[Records from a data collection]
** Begin **

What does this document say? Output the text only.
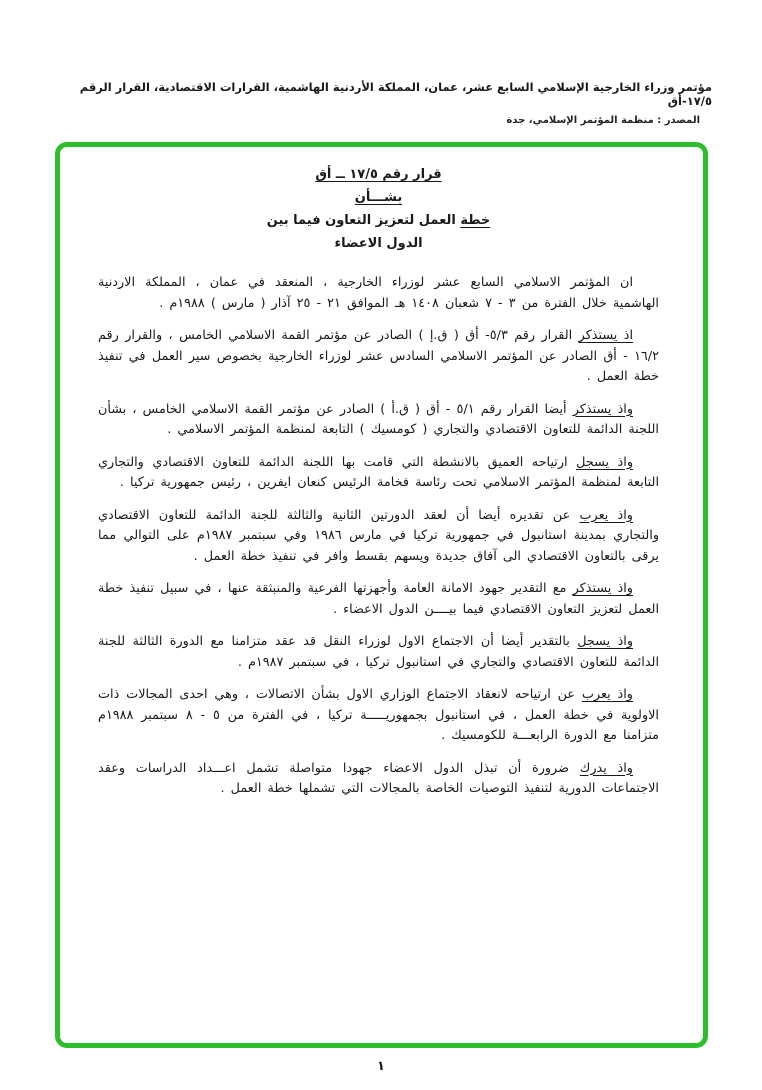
مؤتمر وزراء الخارجية الإسلامي السابع عشر، عمان، المملكة الأردنية الهاشمية، القرارات الاقتصادية، القرار الرقم ١٧/٥-أق
المصدر : منظمة المؤتمر الإسلامي، جدة
قرار رقم ١٧/٥ ــ أق
بشـــأن
خطة العمل لتعزيز التعاون فيما بين
الدول الاعضاء
ان المؤتمر الاسلامي السابع عشر لوزراء الخارجية ، المنعقد في عمان ، المملكة الاردنية الهاشمية خلال الفترة من ٣ - ٧ شعبان ١٤٠٨ هـ الموافق ٢١ - ٢٥ آذار ( مارس ) ١٩٨٨م .
اذ يستذكر القرار رقم ٥/٣- أق ( ق.إ ) الصادر عن مؤتمر القمة الاسلامي الخامس ، والقرار رقم ١٦/٢ - أق الصادر عن المؤتمر الاسلامي السادس عشر لوزراء الخارجية بخصوص سير العمل في تنفيذ خطة العمل .
واذ يستذكر أيضا القرار رقم ٥/١ - أق ( ق.أ ) الصادر عن مؤتمر القمة الاسلامي الخامس ، بشأن اللجنة الدائمة للتعاون الاقتصادي والتجاري ( كومسيك ) التابعة لمنظمة المؤتمر الاسلامي .
واذ يسجل ارتياحه العميق بالانشطة التي قامت بها اللجنة الدائمة للتعاون الاقتصادي والتجاري التابعة لمنظمة المؤتمر الاسلامي تحت رئاسة فخامة الرئيس كنعان ايفرين ، رئيس جمهورية تركيا .
واذ يعرب عن تقديره أيضا أن لعقد الدورتين الثانية والثالثة للجنة الدائمة للتعاون الاقتصادي والتجاري بمدينة استانبول في جمهورية تركيا في مارس ١٩٨٦ وفي سبتمبر ١٩٨٧م على التوالي مما يرقى بالتعاون الاقتصادي الى آفاق جديدة ويسهم بقسط وافر في تنفيذ خطة العمل .
واذ يستذكر مع التقدير جهود الامانة العامة وأجهزتها الفرعية والمنبثقة عنها ، في سبيل تنفيذ خطة العمل لتعزيز التعاون الاقتصادي فيما بيــــن الدول الاعضاء .
واذ يسجل بالتقدير أيضا أن الاجتماع الاول لوزراء النقل قد عقد متزامنا مع الدورة الثالثة للجنة الدائمة للتعاون الاقتصادي والتجاري في استانبول تركيا ، في سبتمبر ١٩٨٧م .
واذ يعرب عن ارتياحه لانعقاد الاجتماع الوزاري الاول بشأن الاتصالات ، وهي احدى المجالات ذات الاولوية في خطة العمل ، في استانبول بجمهوريـــــة تركيا ، في الفترة من ٥ - ٨ سبتمبر ١٩٨٨م متزامنا مع الدورة الرابعـــة للكومسيك .
واذ يدرك ضرورة أن تبذل الدول الاعضاء جهودا متواصلة تشمل اعـــداد الدراسات وعقد الاجتماعات الدورية لتنفيذ التوصيات الخاصة بالمجالات التي تشملها خطة العمل .
١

** End **

Copy the material above in full and exactly, skipping pictures.

**Finished exercise:**
What does this document say? Output the text only.
مؤتمر وزراء الخارجية الإسلامي السابع عشر، عمان، المملكة الأردنية الهاشمية، القرارات الاقتصادية، القرار الرقم ١٧/٥-أق
المصدر : منظمة المؤتمر الإسلامي، جدة
قرار رقم ١٧/٥ ــ أق
بشـــأن
خطة العمل لتعزيز التعاون فيما بين
الدول الاعضاء
ان المؤتمر الاسلامي السابع عشر لوزراء الخارجية ، المنعقد في عمان ، المملكة الاردنية الهاشمية خلال الفترة من ٣ - ٧ شعبان ١٤٠٨ هـ الموافق ٢١ - ٢٥ آذار ( مارس ) ١٩٨٨م .
اذ يستذكر القرار رقم ٥/٣- أق ( ق.إ ) الصادر عن مؤتمر القمة الاسلامي الخامس ، والقرار رقم ١٦/٢ - أق الصادر عن المؤتمر الاسلامي السادس عشر لوزراء الخارجية بخصوص سير العمل في تنفيذ خطة العمل .
واذ يستذكر أيضا القرار رقم ٥/١ - أق ( ق.أ ) الصادر عن مؤتمر القمة الاسلامي الخامس ، بشأن اللجنة الدائمة للتعاون الاقتصادي والتجاري ( كومسيك ) التابعة لمنظمة المؤتمر الاسلامي .
واذ يسجل ارتياحه العميق بالانشطة التي قامت بها اللجنة الدائمة للتعاون الاقتصادي والتجاري التابعة لمنظمة المؤتمر الاسلامي تحت رئاسة فخامة الرئيس كنعان ايفرين ، رئيس جمهورية تركيا .
واذ يعرب عن تقديره أيضا أن لعقد الدورتين الثانية والثالثة للجنة الدائمة للتعاون الاقتصادي والتجاري بمدينة استانبول في جمهورية تركيا في مارس ١٩٨٦ وفي سبتمبر ١٩٨٧م على التوالي مما يرقى بالتعاون الاقتصادي الى آفاق جديدة ويسهم بقسط وافر في تنفيذ خطة العمل .
واذ يستذكر مع التقدير جهود الامانة العامة وأجهزتها الفرعية والمنبثقة عنها ، في سبيل تنفيذ خطة العمل لتعزيز التعاون الاقتصادي فيما بيــــن الدول الاعضاء .
واذ يسجل بالتقدير أيضا أن الاجتماع الاول لوزراء النقل قد عقد متزامنا مع الدورة الثالثة للجنة الدائمة للتعاون الاقتصادي والتجاري في استانبول تركيا ، في سبتمبر ١٩٨٧م .
واذ يعرب عن ارتياحه لانعقاد الاجتماع الوزاري الاول بشأن الاتصالات ، وهي احدى المجالات ذات الاولوية في خطة العمل ، في استانبول بجمهوريـــــة تركيا ، في الفترة من ٥ - ٨ سبتمبر ١٩٨٨م متزامنا مع الدورة الرابعـــة للكومسيك .
واذ يدرك ضرورة أن تبذل الدول الاعضاء جهودا متواصلة تشمل اعـــداد الدراسات وعقد الاجتماعات الدورية لتنفيذ التوصيات الخاصة بالمجالات التي تشملها خطة العمل .
١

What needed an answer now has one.